_Aim:_ Only the number is wanted: how many lines of the data contain "Filter"?

_Stored data:_
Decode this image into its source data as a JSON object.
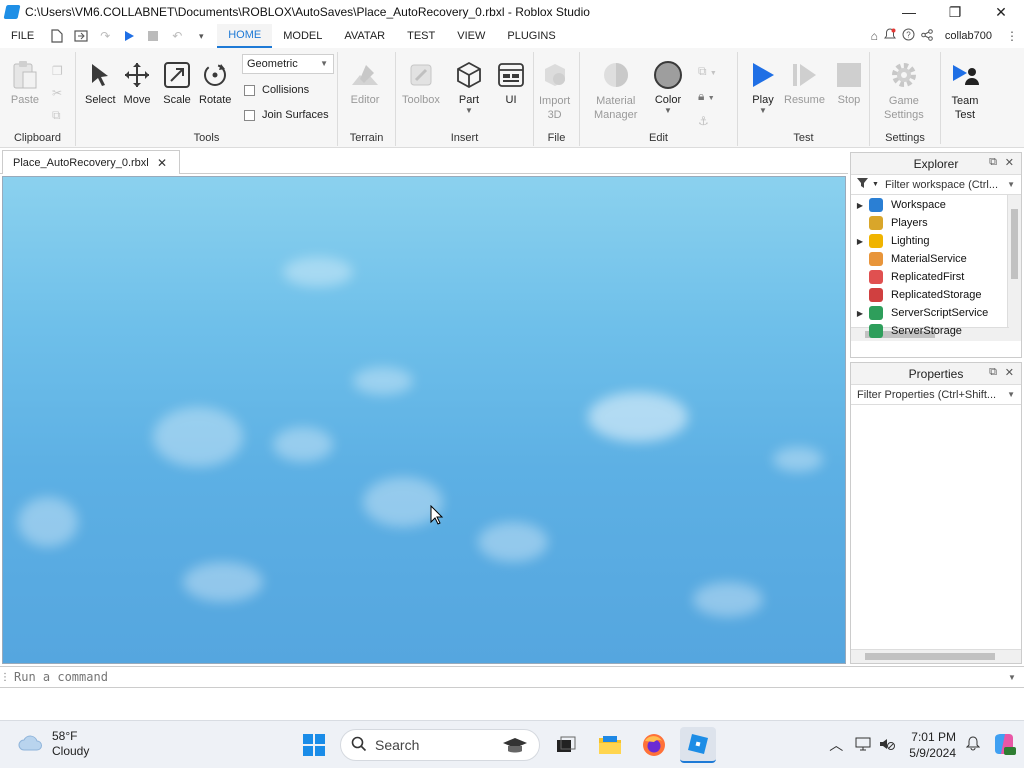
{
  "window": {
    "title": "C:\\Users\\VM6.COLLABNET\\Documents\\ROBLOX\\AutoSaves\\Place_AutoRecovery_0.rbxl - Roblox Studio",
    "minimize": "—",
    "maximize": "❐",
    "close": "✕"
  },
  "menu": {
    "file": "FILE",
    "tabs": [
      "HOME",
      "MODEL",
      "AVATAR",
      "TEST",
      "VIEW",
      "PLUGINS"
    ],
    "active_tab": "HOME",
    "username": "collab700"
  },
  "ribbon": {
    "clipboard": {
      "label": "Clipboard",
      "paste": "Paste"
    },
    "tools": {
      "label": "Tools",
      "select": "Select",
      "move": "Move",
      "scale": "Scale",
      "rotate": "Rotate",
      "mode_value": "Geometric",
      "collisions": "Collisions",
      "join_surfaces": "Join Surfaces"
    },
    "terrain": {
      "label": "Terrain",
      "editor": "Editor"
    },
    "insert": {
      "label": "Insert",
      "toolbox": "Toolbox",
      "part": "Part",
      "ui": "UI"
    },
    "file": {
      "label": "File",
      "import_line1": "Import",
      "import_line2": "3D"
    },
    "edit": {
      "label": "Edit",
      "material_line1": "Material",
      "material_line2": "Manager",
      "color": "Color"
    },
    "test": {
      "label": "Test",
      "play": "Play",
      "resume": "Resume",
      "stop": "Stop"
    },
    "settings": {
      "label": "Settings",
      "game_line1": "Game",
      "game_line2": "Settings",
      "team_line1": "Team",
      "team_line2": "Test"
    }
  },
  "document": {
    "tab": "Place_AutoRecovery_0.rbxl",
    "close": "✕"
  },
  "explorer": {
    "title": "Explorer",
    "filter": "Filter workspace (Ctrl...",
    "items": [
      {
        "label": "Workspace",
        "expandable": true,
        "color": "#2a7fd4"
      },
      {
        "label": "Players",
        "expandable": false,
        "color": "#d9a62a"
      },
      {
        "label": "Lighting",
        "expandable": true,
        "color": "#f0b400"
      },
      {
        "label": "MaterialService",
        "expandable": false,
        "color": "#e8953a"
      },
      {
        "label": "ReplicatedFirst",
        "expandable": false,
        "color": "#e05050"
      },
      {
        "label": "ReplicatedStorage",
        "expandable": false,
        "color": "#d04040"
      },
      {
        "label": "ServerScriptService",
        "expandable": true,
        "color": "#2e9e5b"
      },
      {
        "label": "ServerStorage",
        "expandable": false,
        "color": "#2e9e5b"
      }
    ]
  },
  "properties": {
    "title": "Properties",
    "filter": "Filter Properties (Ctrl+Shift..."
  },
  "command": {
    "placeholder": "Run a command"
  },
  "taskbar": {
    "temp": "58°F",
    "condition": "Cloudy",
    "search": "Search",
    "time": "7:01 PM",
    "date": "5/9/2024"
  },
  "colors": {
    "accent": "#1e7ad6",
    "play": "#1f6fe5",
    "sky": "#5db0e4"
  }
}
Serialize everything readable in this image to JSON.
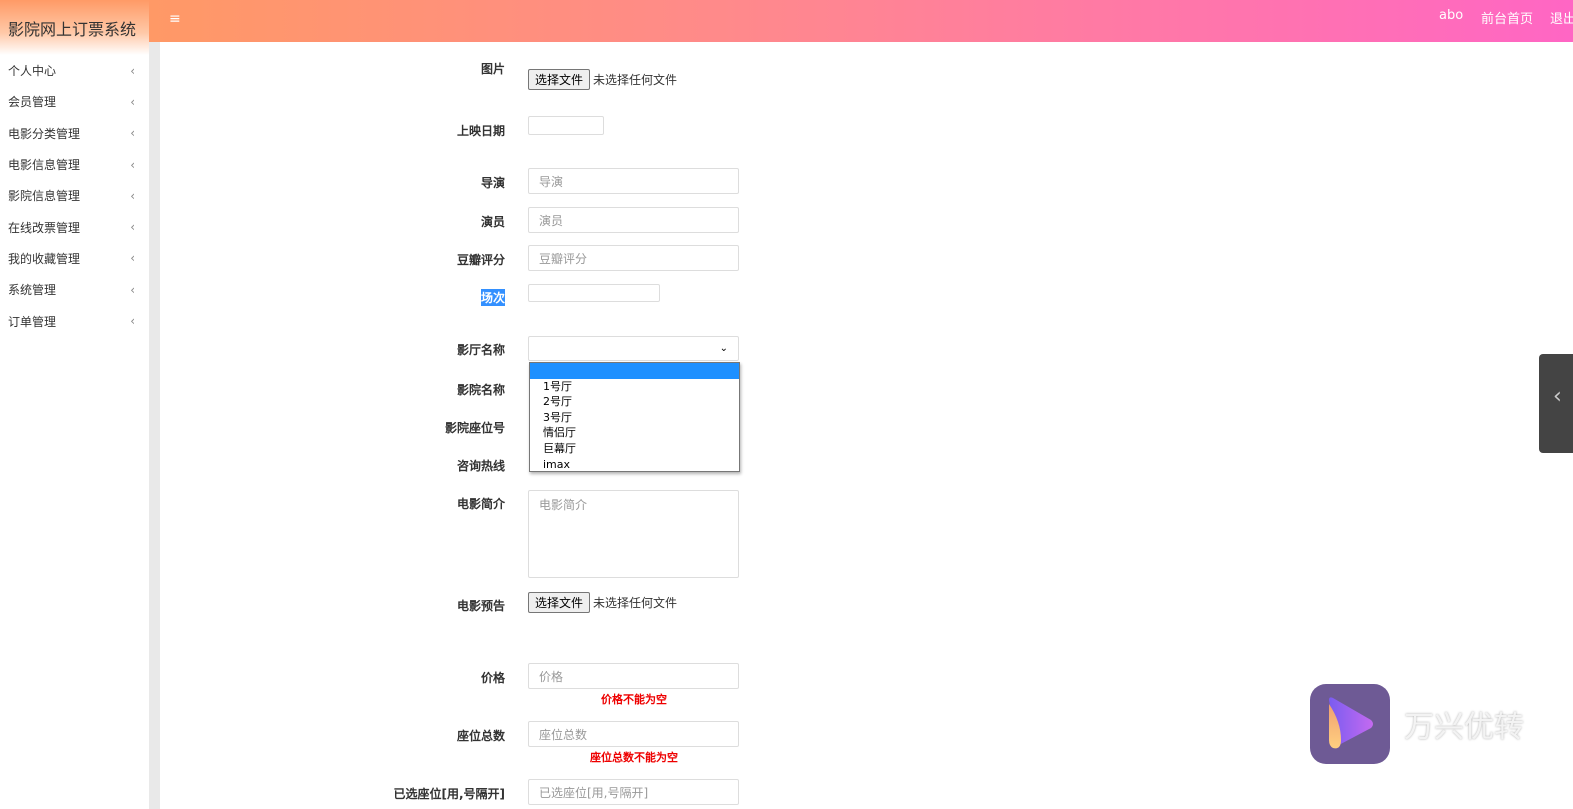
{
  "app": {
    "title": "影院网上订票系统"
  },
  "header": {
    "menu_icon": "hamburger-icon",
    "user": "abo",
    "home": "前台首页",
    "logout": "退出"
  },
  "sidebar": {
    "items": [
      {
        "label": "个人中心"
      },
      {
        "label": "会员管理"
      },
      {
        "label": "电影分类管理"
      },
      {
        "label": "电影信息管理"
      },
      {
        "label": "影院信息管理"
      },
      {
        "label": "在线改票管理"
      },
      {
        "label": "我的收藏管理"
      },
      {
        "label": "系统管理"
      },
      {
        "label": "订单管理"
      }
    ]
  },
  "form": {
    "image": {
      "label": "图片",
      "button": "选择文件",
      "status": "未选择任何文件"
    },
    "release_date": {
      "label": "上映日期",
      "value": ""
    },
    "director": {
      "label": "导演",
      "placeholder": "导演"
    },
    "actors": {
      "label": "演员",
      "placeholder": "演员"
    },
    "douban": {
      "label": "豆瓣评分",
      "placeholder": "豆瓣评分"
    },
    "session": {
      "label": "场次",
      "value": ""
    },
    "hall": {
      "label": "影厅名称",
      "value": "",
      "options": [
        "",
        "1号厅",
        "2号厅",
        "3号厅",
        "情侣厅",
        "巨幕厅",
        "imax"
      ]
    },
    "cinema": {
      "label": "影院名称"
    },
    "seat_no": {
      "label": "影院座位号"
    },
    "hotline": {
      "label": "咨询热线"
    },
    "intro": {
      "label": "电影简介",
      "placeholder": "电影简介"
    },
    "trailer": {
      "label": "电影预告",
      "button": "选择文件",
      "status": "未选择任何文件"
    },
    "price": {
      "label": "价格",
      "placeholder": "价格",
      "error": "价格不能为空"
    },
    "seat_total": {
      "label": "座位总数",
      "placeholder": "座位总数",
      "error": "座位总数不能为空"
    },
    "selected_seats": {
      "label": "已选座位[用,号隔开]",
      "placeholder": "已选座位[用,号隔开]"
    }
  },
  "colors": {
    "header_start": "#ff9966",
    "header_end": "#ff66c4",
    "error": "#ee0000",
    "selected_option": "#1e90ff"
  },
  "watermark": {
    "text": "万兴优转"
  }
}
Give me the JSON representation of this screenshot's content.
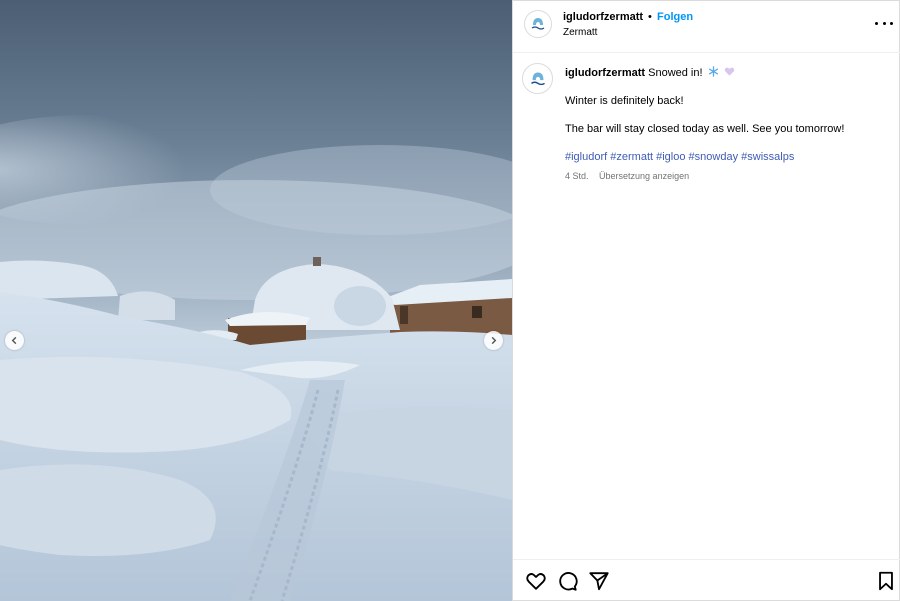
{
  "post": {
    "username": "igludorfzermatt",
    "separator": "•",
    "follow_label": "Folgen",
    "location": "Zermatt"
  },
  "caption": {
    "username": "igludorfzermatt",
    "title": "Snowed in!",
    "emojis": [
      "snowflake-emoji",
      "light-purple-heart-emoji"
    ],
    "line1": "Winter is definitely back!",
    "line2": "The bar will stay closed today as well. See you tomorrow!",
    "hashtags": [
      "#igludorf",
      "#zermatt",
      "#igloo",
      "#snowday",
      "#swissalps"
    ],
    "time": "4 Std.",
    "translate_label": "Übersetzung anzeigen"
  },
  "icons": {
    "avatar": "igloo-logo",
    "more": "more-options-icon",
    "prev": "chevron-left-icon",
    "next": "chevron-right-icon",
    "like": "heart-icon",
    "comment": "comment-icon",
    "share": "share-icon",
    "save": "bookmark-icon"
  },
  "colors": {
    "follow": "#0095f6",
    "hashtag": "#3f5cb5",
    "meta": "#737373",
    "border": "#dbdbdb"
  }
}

_Reply:_ 2